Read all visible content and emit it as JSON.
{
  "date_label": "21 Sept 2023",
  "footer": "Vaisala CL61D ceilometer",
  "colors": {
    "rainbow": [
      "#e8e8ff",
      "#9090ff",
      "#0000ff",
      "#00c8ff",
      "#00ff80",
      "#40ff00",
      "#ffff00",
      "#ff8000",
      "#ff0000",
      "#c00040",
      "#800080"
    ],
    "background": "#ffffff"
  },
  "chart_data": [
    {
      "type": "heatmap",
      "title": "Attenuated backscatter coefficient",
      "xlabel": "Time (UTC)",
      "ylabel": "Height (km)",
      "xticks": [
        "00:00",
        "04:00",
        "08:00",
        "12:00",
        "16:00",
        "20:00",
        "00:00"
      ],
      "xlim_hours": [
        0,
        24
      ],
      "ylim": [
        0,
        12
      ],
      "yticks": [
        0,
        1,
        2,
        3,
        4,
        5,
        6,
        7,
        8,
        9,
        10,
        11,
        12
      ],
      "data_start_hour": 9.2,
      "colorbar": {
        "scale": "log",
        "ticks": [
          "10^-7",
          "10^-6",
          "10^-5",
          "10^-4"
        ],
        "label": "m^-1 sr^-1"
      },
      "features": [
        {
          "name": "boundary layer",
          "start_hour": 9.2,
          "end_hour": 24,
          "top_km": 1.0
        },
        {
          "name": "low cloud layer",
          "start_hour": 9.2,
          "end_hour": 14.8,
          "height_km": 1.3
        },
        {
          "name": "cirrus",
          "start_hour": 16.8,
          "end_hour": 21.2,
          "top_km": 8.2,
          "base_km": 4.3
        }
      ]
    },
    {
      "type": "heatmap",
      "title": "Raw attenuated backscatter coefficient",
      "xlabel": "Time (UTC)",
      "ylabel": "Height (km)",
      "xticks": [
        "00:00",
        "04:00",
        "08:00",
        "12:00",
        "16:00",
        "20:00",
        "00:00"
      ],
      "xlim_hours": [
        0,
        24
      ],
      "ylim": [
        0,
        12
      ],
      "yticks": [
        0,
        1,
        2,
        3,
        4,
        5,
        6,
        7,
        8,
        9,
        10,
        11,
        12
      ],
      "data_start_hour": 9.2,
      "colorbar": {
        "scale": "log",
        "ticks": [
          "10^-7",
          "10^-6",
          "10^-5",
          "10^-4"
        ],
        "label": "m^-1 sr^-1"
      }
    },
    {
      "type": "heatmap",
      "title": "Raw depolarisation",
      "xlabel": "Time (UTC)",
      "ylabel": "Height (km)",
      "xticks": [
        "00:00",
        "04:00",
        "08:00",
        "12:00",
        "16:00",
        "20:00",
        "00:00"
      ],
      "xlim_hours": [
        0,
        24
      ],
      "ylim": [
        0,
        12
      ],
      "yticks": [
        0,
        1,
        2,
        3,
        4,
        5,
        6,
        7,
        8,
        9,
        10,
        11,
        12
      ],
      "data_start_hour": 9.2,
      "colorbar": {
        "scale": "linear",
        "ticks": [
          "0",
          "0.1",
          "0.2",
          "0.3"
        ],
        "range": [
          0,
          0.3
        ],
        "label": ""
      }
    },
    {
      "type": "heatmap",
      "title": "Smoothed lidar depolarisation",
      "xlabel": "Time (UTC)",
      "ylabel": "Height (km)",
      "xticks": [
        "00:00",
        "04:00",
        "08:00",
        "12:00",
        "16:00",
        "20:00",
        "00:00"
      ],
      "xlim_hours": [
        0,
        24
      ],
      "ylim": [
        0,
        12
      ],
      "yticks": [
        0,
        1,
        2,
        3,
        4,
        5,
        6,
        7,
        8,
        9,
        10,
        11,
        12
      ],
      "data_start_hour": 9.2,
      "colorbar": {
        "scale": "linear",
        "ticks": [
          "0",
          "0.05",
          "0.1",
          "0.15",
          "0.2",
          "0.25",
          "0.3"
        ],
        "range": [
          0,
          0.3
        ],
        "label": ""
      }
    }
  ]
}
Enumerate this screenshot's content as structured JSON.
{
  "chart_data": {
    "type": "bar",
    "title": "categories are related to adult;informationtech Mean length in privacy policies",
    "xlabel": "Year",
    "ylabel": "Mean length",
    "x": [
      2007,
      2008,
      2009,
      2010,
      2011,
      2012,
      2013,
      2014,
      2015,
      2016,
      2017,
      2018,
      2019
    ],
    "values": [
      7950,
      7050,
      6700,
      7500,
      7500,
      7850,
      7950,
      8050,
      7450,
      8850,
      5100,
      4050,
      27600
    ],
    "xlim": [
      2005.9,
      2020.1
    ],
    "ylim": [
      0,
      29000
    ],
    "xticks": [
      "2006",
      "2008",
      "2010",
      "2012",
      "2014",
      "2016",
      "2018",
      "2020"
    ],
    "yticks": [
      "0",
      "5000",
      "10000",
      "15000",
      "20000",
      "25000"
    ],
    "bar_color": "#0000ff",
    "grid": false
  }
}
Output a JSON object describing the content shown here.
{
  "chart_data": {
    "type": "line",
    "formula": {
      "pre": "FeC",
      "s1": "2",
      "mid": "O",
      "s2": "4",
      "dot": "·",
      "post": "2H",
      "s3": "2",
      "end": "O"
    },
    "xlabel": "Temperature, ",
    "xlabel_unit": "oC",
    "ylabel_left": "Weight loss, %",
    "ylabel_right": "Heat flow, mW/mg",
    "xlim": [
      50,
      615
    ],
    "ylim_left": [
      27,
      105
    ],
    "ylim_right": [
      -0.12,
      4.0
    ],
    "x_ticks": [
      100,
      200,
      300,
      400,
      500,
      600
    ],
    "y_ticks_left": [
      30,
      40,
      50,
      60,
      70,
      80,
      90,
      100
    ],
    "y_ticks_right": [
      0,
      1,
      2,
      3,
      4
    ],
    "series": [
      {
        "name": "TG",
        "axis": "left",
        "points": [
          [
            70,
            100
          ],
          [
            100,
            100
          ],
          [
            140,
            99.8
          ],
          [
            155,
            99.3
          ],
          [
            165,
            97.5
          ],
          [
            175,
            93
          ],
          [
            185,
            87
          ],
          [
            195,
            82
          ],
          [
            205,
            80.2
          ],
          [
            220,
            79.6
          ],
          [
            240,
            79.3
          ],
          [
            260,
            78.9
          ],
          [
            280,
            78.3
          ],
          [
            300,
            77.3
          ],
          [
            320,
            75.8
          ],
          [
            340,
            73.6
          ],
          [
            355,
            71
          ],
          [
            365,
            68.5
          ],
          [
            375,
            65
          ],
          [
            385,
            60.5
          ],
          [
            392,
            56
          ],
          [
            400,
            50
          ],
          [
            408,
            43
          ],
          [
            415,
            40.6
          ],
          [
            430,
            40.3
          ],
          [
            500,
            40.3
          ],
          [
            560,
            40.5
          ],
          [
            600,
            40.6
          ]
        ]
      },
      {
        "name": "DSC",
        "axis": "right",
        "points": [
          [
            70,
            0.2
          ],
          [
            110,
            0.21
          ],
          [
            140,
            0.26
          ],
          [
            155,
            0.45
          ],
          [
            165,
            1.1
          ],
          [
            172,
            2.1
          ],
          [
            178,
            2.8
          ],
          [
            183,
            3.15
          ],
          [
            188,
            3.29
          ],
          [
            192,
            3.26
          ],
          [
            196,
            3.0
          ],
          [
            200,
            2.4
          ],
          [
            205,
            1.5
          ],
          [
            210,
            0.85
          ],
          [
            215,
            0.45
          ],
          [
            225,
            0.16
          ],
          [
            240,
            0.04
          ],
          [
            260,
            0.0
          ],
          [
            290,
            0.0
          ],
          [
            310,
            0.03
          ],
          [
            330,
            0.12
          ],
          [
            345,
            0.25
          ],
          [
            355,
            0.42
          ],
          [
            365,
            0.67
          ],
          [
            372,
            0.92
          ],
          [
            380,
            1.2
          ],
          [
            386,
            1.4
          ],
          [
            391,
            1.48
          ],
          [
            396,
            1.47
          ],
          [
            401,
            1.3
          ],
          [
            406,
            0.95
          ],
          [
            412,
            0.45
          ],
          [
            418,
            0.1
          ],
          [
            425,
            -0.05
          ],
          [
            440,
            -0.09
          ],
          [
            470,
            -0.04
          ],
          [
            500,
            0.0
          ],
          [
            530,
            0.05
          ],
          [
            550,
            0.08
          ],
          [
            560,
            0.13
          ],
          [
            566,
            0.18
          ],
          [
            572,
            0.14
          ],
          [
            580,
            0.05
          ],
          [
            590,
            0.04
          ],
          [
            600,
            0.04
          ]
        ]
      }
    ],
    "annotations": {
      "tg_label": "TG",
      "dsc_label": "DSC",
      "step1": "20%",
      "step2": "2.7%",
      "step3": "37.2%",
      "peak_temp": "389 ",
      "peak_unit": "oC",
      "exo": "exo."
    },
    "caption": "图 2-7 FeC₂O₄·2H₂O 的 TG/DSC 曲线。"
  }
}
* * * *
• _WRITTEN PROBLEM_
State the number of lines in the records that contain the string "backscatter", and nothing more.

• _EXERCISE RESPONSE_
2